### 练习要求
- 1) 根据下面的 SmolLM2 简介回答以下问题:
(a) 360M 模型在多少 tokens 上进行了训练?
(b) 直接偏好优化(DPO)使用了什么?
(c) 函数调用任务针对的是哪个版本?
- 2) 请原样抄录下面 SmolLM2 简介中的一段:从含有“SmolLM2 相比其前身 SmolLM1”的这几个字开始,抄到“后训练、评估和本地推理代码。”为止。
- 3) 对照下面的 SmolLM2 简介,判断以下说法是否与其相符,每项回答“是”或“否”,并引用起决定作用的原文:
(a) SmolLM2 提供三种参数规模。
(b) 指令版本是通过监督微调开发的。
(c) 代码中 top_k 的取值为 10。

SmolLM2 是一系列紧凑型语言模型,提供三种参数规模:135M、360M 和 1.7B。它们能够解决多种任务,同时足够轻量,可在设备端运行。
SmolLM2 相比其前身 SmolLM1 有显著进步,尤其在指令遵循、知识掌握和推理能力方面。360M 模型在 4 万亿 tokens 上进行了训练,使用了多样化的数据集组合:FineWeb-Edu、DCLM、The Stack,以及我们策划的、即将发布的新过滤数据集。我们通过使用公开数据集和我们自己策划的数据集进行监督微调(SFT),开发了指令版本。随后,我们使用 UltraFeedback 应用了直接偏好优化(DPO)。
得益于 Argilla 开发的数据集,如 Synth-APIGen-v0.1,指令模型还支持文本改写、摘要生成和函数调用(针对 1.7B 版本)等任务。 您可以在此处找到 SFT 数据集:https://huggingface.co/datasets/HuggingFaceTB/smol-smoltalk,微调代码位于 [ali] https://github.com/huggingface/alignment-handbook/tree/main/recipes/smollm2
更多详情请参考:https://github.com/huggingface/smollm。您将找到预训练、后训练、评估和本地推理代码。
from openmind import AutoTokenizer, AutoModelForCausalLM, is_torch_npu_available
from openmind_hub import snapshot_download
import torch
import openmind
import argparse
import time
def generate_text(prompt, model, tokenizer, device):
text_generator = openmind.pipeline(
"text-generation",
model=model,
torch_dtype=torch.float16,
device_map=device,
tokenizer=tokenizer,
)
formatted_prompt = f"Question: {prompt} Answer:"
sequences = text_generator(
formatted_prompt,
do_sample=True,
top_k=5,
top_p=0.9,
num_return_sequences=1,
repetition_penalty=1.5,
max_new_tokens=128,
)

### 数据部分
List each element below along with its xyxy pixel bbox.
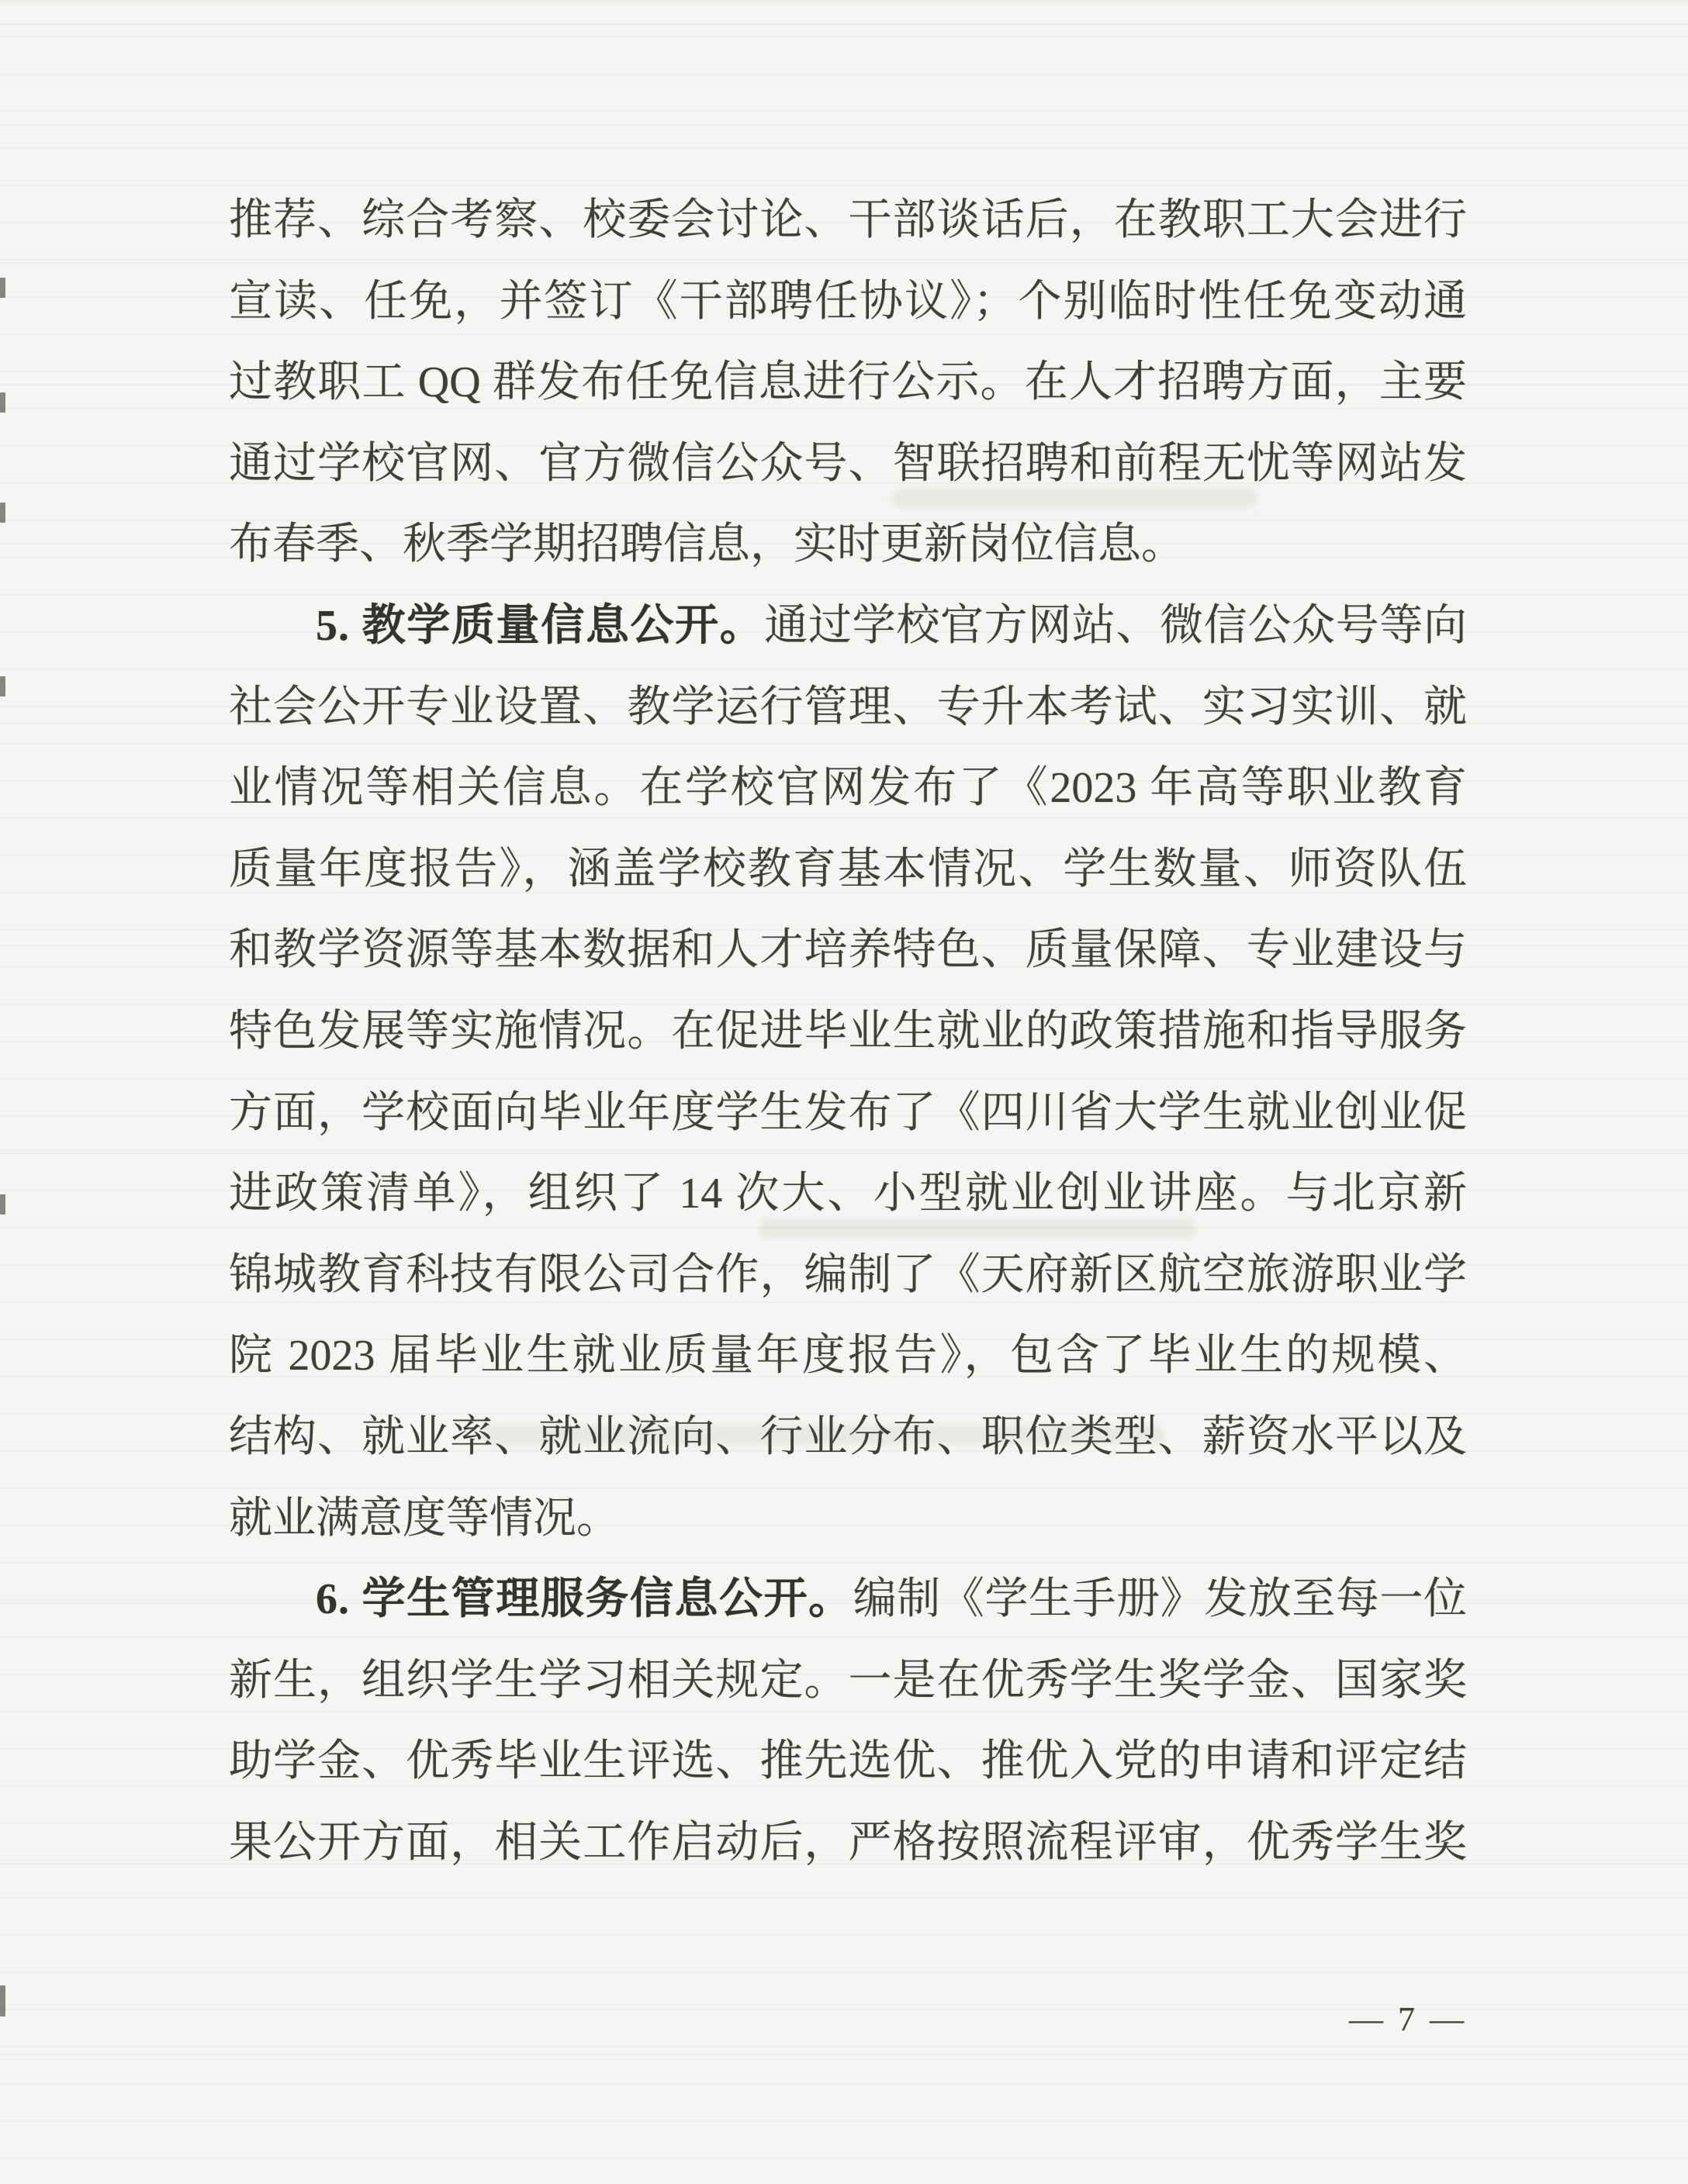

### 参考答案
- 1)
(a) 4 万亿 tokens
(b) UltraFeedback
(c) 1.7B 版本

- 2)
SmolLM2 相比其前身 SmolLM1 有显著进步,尤其在指令遵循、知识掌握和推理能力方面。360M 模型在 4 万亿 tokens 上进行了训练,使用了多样化的数据集组合:FineWeb-Edu、DCLM、The Stack,以及我们策划的、即将发布的新过滤数据集。我们通过使用公开数据集和我们自己策划的数据集进行监督微调(SFT),开发了指令版本。随后,我们使用 UltraFeedback 应用了直接偏好优化(DPO)。
得益于 Argilla 开发的数据集,如 Synth-APIGen-v0.1,指令模型还支持文本改写、摘要生成和函数调用(针对 1.7B 版本)等任务。 您可以在此处找到 SFT 数据集:https://huggingface.co/datasets/HuggingFaceTB/smol-smoltalk,微调代码位于 [ali] https://github.com/huggingface/alignment-handbook/tree/main/recipes/smollm2
更多详情请参考:https://github.com/huggingface/smollm。您将找到预训练、后训练、评估和本地推理代码。

- 3)
(a) 是。“提供三种参数规模:135M、360M 和 1.7B”
(b) 是。“我们通过使用公开数据集和我们自己策划的数据集进行监督微调(SFT),开发了指令版本”
(c) 否。“top_k=5”